§ The exercise
Retype the records below exactly as they appear, but leave out any pictures.

§ Materials provided
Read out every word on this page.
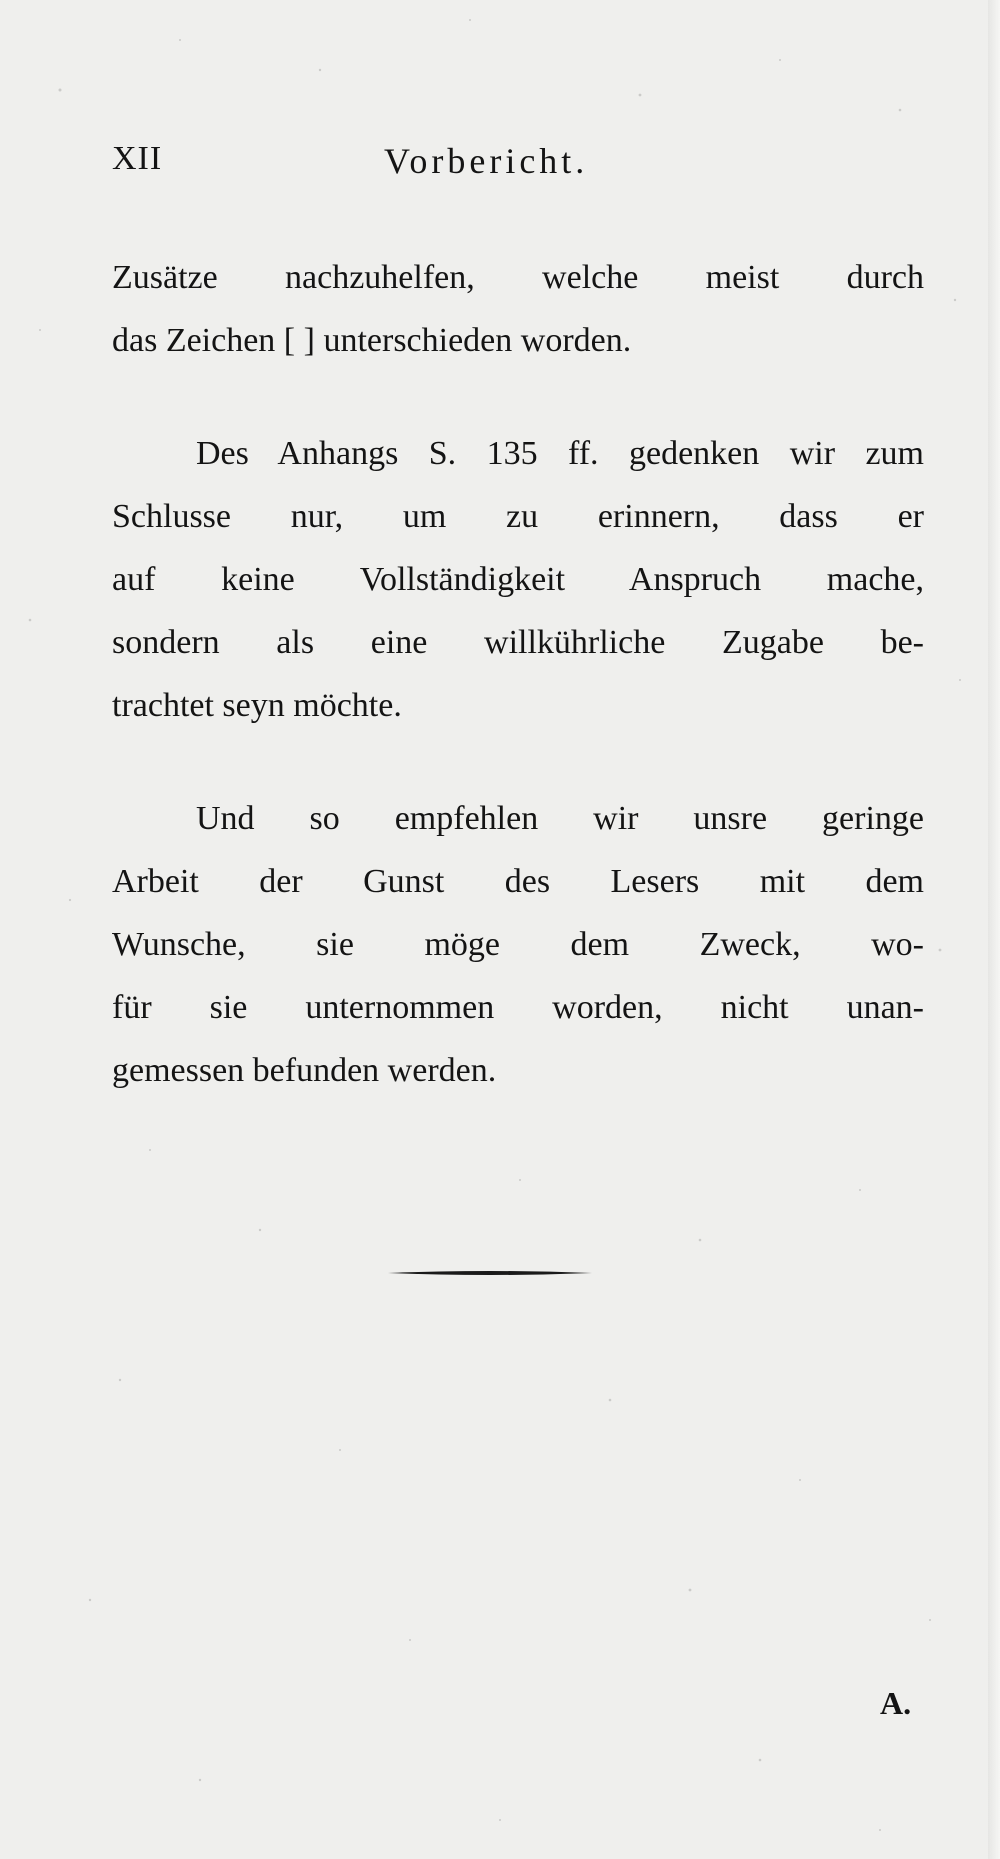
XII	Vorbericht.
Zusätze nachzuhelfen, welche meist durch
das Zeichen [ ] unterschieden worden.
Des Anhangs S. 135 ff. gedenken wir zum
Schlusse nur, um zu erinnern, dass er
auf keine Vollständigkeit Anspruch mache,
sondern als eine willkührliche Zugabe be-
trachtet seyn möchte.
Und so empfehlen wir unsre geringe
Arbeit der Gunst des Lesers mit dem
Wunsche, sie möge dem Zweck, wo-
für sie unternommen worden, nicht unan-
gemessen befunden werden.
A.
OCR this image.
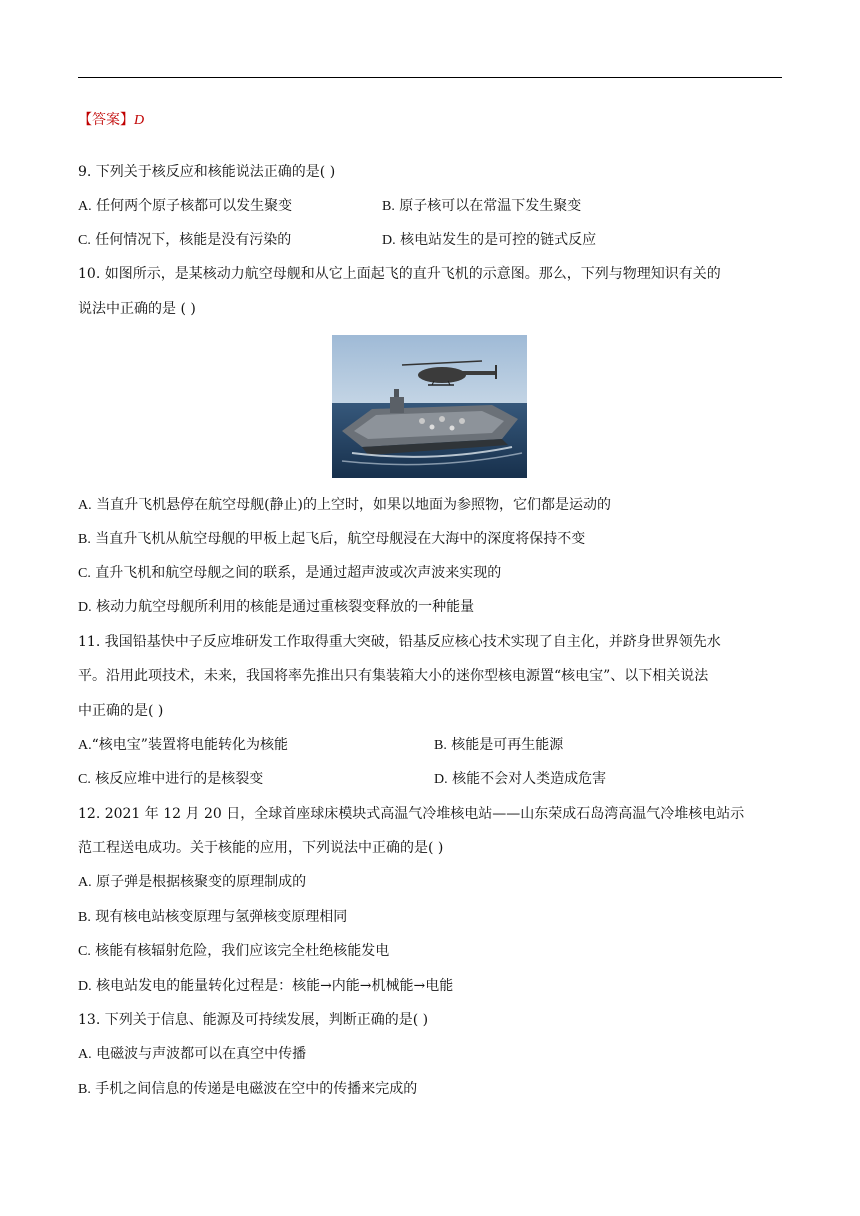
【答案】D
9. 下列关于核反应和核能说法正确的是( )
A. 任何两个原子核都可以发生聚变	B. 原子核可以在常温下发生聚变
C. 任何情况下，核能是没有污染的	D. 核电站发生的是可控的链式反应
10. 如图所示，是某核动力航空母舰和从它上面起飞的直升飞机的示意图。那么，下列与物理知识有关的
说法中正确的是 ( )
A. 当直升飞机悬停在航空母舰(静止)的上空时，如果以地面为参照物，它们都是运动的
B. 当直升飞机从航空母舰的甲板上起飞后，航空母舰浸在大海中的深度将保持不变
C. 直升飞机和航空母舰之间的联系，是通过超声波或次声波来实现的
D. 核动力航空母舰所利用的核能是通过重核裂变释放的一种能量
11. 我国铅基快中子反应堆研发工作取得重大突破，铅基反应核心技术实现了自主化，并跻身世界领先水
平。沿用此项技术，未来，我国将率先推出只有集装箱大小的迷你型核电源置“核电宝”、以下相关说法
中正确的是( )
A.“核电宝”装置将电能转化为核能	B. 核能是可再生能源
C. 核反应堆中进行的是核裂变	D. 核能不会对人类造成危害
12. 2021 年 12 月 20 日，全球首座球床模块式高温气冷堆核电站——山东荣成石岛湾高温气冷堆核电站示
范工程送电成功。关于核能的应用，下列说法中正确的是( )
A. 原子弹是根据核聚变的原理制成的
B. 现有核电站核变原理与氢弹核变原理相同
C. 核能有核辐射危险，我们应该完全杜绝核能发电
D. 核电站发电的能量转化过程是：核能→内能→机械能→电能
13. 下列关于信息、能源及可持续发展，判断正确的是( )
A. 电磁波与声波都可以在真空中传播
B. 手机之间信息的传递是电磁波在空中的传播来完成的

§ Problem solution
Read out every word on this page.
XII	Vorbericht.
Zusätze nachzuhelfen, welche meist durch
das Zeichen [ ] unterschieden worden.
Des Anhangs S. 135 ff. gedenken wir zum
Schlusse nur, um zu erinnern, dass er
auf keine Vollständigkeit Anspruch mache,
sondern als eine willkührliche Zugabe be-
trachtet seyn möchte.
Und so empfehlen wir unsre geringe
Arbeit der Gunst des Lesers mit dem
Wunsche, sie möge dem Zweck, wo-
für sie unternommen worden, nicht unan-
gemessen befunden werden.
A.
OCR this image.
【答案】D
9. 下列关于核反应和核能说法正确的是( )
A. 任何两个原子核都可以发生聚变	B. 原子核可以在常温下发生聚变
C. 任何情况下，核能是没有污染的	D. 核电站发生的是可控的链式反应
10. 如图所示，是某核动力航空母舰和从它上面起飞的直升飞机的示意图。那么，下列与物理知识有关的
说法中正确的是 ( )
A. 当直升飞机悬停在航空母舰(静止)的上空时，如果以地面为参照物，它们都是运动的
B. 当直升飞机从航空母舰的甲板上起飞后，航空母舰浸在大海中的深度将保持不变
C. 直升飞机和航空母舰之间的联系，是通过超声波或次声波来实现的
D. 核动力航空母舰所利用的核能是通过重核裂变释放的一种能量
11. 我国铅基快中子反应堆研发工作取得重大突破，铅基反应核心技术实现了自主化，并跻身世界领先水
平。沿用此项技术，未来，我国将率先推出只有集装箱大小的迷你型核电源置“核电宝”、以下相关说法
中正确的是( )
A.“核电宝”装置将电能转化为核能	B. 核能是可再生能源
C. 核反应堆中进行的是核裂变	D. 核能不会对人类造成危害
12. 2021 年 12 月 20 日，全球首座球床模块式高温气冷堆核电站——山东荣成石岛湾高温气冷堆核电站示
范工程送电成功。关于核能的应用，下列说法中正确的是( )
A. 原子弹是根据核聚变的原理制成的
B. 现有核电站核变原理与氢弹核变原理相同
C. 核能有核辐射危险，我们应该完全杜绝核能发电
D. 核电站发电的能量转化过程是：核能→内能→机械能→电能
13. 下列关于信息、能源及可持续发展，判断正确的是( )
A. 电磁波与声波都可以在真空中传播
B. 手机之间信息的传递是电磁波在空中的传播来完成的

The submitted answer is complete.